**What you need to do:** Take every line from the material that has the word "Real" in it.

**Listed records:**
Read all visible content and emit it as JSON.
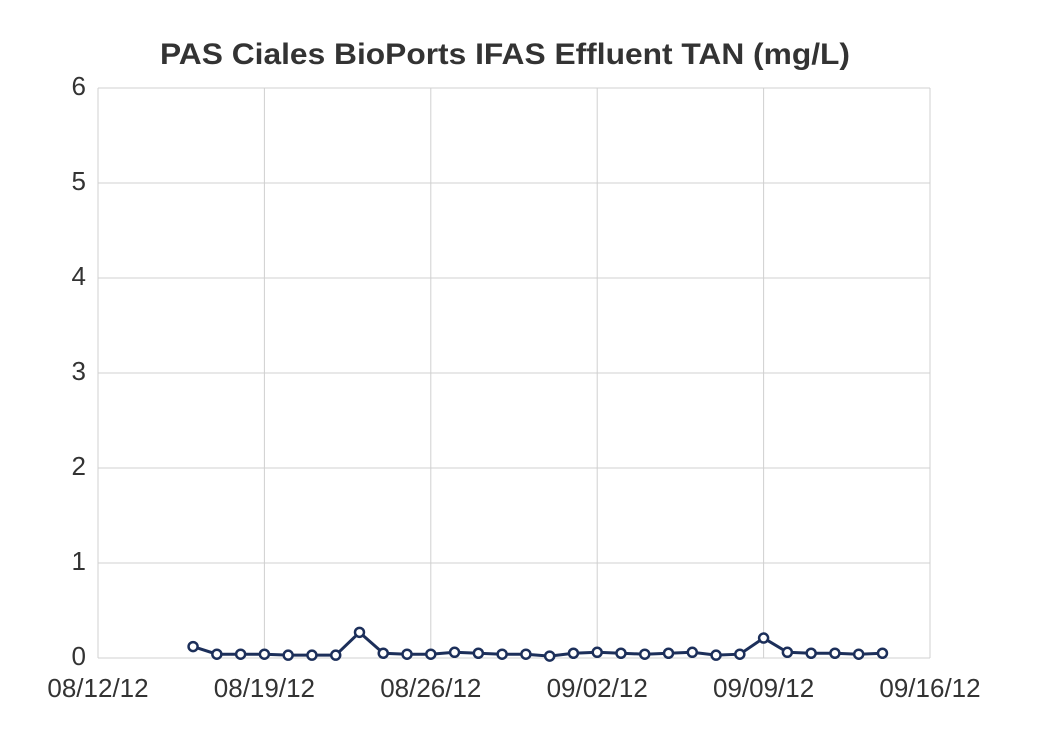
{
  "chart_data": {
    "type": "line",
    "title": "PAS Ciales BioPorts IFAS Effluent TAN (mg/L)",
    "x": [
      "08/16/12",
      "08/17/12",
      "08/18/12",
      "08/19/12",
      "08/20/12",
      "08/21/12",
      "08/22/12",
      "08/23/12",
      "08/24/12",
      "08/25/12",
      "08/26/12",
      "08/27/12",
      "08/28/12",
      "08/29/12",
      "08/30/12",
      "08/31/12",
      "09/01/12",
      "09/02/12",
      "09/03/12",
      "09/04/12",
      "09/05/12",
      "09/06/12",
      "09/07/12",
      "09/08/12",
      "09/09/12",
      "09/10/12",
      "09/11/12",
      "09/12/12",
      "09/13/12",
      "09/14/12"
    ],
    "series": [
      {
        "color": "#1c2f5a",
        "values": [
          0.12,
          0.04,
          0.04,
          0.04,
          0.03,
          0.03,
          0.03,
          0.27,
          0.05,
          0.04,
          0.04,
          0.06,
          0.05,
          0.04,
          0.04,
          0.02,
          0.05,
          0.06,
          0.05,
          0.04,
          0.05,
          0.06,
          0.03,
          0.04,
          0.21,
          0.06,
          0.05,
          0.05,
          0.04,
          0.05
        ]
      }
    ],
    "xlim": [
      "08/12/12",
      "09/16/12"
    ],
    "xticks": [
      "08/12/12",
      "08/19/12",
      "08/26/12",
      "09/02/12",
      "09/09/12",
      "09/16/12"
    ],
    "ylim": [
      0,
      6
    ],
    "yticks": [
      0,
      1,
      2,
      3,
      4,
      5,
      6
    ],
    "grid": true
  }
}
* * *
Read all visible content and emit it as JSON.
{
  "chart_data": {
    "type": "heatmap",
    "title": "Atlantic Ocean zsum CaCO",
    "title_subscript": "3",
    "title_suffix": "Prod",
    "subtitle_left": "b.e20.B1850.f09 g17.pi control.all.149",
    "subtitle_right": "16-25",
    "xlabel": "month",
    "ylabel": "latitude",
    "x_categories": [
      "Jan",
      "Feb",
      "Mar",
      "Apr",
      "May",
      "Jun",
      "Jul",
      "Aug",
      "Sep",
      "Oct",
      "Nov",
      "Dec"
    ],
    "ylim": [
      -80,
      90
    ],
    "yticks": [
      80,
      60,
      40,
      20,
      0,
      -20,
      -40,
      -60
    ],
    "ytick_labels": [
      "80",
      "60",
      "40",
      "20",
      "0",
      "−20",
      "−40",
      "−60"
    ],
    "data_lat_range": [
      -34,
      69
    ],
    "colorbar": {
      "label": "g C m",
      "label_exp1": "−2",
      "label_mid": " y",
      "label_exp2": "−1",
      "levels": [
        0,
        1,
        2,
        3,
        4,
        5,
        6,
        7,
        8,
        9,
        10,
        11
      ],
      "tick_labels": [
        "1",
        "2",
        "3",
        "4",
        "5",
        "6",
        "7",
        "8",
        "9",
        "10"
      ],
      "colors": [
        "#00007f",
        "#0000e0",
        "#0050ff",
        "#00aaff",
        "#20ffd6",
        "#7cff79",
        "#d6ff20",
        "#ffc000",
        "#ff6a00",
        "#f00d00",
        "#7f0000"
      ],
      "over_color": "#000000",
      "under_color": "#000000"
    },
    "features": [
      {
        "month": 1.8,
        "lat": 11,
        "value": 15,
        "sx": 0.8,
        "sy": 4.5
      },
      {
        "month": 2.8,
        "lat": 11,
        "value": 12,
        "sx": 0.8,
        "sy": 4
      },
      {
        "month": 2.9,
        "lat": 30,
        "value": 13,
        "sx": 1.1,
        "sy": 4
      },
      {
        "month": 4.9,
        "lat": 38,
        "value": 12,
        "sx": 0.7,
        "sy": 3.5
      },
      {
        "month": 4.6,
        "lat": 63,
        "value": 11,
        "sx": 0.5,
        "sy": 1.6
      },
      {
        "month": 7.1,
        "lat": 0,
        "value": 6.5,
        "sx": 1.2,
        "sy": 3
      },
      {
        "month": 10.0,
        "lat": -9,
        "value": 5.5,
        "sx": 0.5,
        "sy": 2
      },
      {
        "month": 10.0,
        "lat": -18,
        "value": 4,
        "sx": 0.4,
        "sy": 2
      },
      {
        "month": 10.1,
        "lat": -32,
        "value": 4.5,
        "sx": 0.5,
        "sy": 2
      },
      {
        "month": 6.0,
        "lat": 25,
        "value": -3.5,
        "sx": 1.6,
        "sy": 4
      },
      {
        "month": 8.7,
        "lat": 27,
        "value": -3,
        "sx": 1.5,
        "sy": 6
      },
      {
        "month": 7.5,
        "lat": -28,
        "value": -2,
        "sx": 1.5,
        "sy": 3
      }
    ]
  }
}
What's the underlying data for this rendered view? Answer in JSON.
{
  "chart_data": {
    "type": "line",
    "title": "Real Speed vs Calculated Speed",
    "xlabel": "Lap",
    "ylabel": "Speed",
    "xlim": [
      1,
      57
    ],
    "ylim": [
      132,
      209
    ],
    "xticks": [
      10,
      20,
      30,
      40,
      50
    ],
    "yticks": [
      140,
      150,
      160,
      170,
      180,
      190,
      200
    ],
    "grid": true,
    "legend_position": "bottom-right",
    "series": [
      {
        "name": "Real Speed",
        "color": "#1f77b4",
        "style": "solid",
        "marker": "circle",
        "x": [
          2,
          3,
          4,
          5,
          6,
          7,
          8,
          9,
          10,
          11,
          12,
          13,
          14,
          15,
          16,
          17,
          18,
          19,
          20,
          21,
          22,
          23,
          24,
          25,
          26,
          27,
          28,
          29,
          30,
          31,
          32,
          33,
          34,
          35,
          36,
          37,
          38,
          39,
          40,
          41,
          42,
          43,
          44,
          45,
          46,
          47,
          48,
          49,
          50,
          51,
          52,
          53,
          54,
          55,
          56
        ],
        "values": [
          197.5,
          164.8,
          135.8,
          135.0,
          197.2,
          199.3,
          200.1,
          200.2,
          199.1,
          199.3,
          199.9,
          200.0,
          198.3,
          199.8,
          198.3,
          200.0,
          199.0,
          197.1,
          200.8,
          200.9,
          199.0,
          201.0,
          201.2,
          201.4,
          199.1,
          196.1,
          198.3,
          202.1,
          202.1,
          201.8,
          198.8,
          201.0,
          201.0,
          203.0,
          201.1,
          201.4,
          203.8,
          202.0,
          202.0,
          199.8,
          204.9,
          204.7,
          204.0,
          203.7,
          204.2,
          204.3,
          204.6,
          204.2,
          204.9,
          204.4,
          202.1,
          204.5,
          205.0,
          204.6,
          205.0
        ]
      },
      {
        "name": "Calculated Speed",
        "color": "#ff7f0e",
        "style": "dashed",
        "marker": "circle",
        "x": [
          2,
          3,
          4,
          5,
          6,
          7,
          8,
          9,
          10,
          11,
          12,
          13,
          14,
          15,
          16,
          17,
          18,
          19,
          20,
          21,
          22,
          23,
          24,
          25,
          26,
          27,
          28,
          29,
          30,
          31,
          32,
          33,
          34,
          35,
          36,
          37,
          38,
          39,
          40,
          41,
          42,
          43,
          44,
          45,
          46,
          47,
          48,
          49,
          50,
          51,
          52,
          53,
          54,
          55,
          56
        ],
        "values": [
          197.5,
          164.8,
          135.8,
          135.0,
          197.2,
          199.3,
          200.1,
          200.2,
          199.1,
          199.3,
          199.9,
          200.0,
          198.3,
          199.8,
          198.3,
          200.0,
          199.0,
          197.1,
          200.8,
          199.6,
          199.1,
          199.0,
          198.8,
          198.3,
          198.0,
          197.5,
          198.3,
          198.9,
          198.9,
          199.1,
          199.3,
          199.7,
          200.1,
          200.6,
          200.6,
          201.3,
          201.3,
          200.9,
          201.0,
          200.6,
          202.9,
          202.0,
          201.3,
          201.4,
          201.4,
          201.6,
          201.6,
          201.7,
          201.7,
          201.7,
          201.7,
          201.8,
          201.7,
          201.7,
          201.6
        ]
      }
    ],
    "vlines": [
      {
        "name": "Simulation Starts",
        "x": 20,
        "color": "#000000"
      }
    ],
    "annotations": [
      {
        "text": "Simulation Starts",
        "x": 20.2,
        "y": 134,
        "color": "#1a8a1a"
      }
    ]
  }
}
---
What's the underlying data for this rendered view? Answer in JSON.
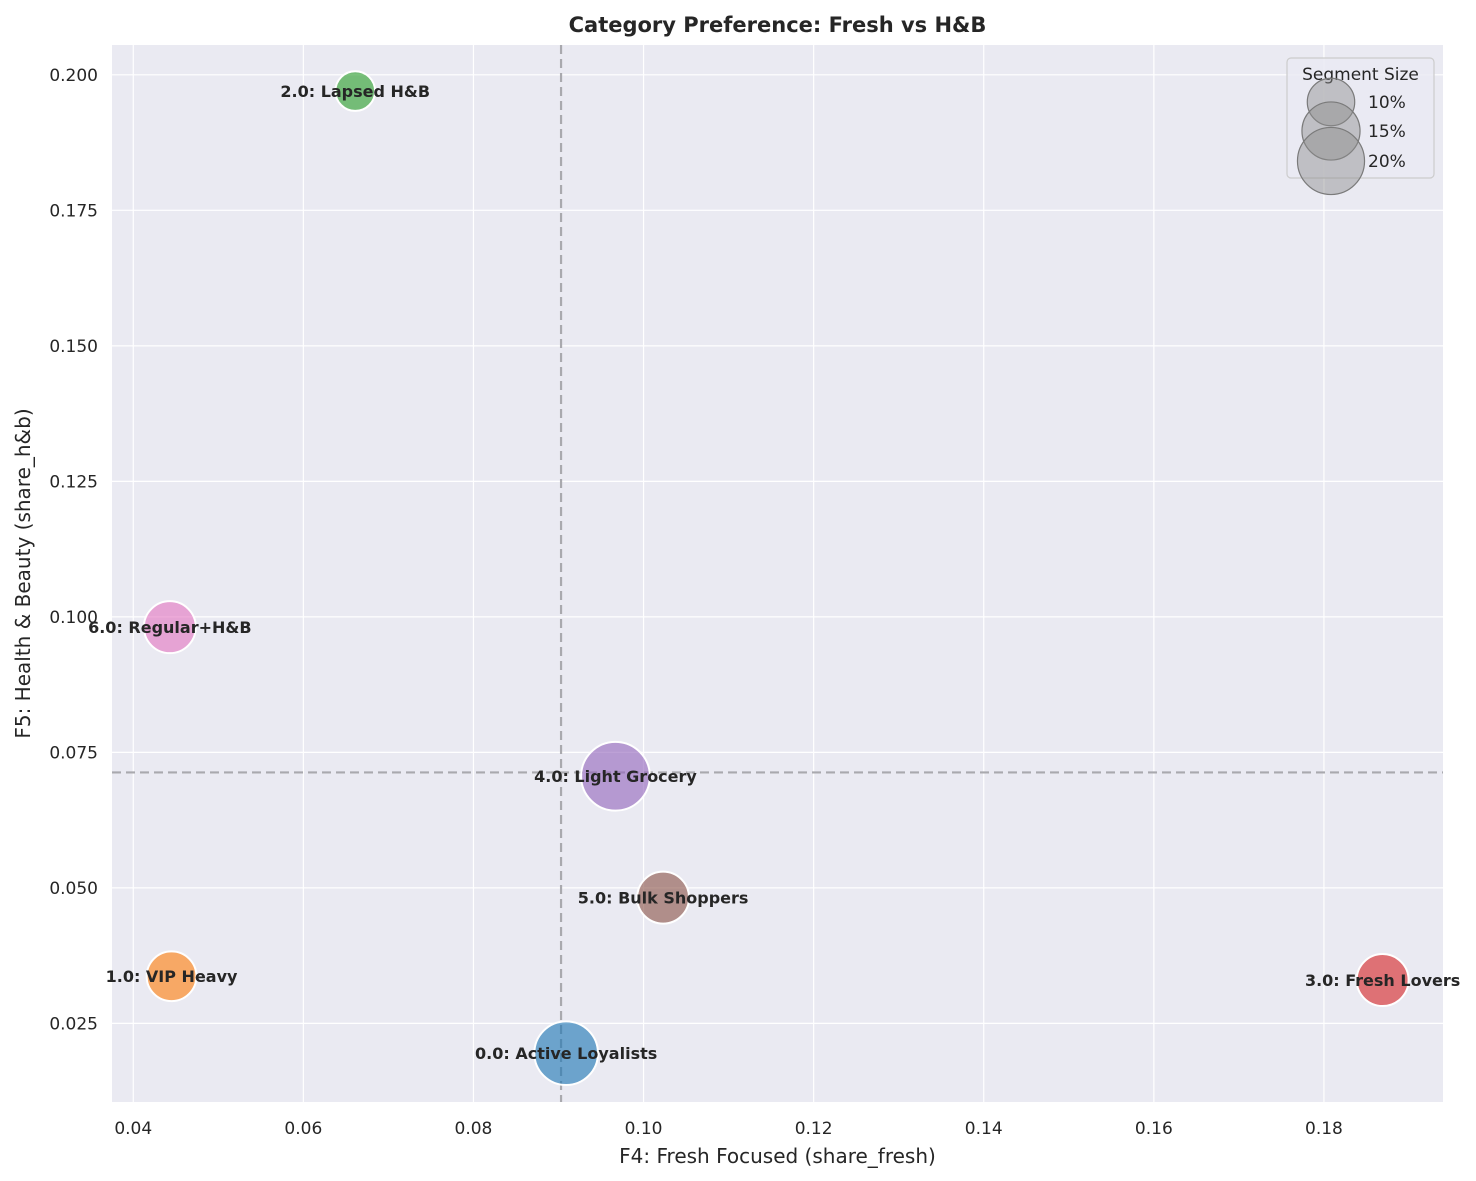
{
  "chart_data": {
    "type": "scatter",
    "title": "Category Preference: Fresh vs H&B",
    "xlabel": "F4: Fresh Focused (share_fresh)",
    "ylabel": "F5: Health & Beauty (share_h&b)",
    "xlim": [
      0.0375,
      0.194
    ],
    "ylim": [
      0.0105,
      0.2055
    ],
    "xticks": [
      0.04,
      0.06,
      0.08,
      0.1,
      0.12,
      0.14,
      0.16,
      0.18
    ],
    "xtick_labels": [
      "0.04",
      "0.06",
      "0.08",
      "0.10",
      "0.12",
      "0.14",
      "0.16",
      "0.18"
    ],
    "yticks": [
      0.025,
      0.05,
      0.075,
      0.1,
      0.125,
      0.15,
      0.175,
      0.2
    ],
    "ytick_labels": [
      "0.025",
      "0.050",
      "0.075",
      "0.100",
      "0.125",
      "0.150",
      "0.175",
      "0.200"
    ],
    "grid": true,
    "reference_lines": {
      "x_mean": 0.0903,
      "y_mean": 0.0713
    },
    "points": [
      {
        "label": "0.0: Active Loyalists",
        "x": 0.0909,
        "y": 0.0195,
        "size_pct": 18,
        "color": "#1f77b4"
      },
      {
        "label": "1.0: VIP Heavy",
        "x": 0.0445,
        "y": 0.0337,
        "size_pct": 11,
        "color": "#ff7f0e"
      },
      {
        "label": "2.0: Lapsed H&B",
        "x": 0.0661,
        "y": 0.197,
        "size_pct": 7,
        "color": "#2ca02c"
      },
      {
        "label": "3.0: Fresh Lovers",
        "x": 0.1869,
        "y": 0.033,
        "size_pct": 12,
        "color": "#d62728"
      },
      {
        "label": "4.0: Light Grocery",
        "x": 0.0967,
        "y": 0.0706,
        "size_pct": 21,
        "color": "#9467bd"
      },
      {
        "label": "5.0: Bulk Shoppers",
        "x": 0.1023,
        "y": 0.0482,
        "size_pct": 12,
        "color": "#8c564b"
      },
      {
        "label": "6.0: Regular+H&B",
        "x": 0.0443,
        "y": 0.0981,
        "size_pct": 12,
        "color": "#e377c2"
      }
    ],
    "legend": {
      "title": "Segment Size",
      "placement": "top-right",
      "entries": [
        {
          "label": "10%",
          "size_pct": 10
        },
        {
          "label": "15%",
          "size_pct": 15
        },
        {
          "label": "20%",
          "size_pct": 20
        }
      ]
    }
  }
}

**Response to the task:**
    "title": "Real Speed vs Calculated Speed",
        "name": "Real Speed",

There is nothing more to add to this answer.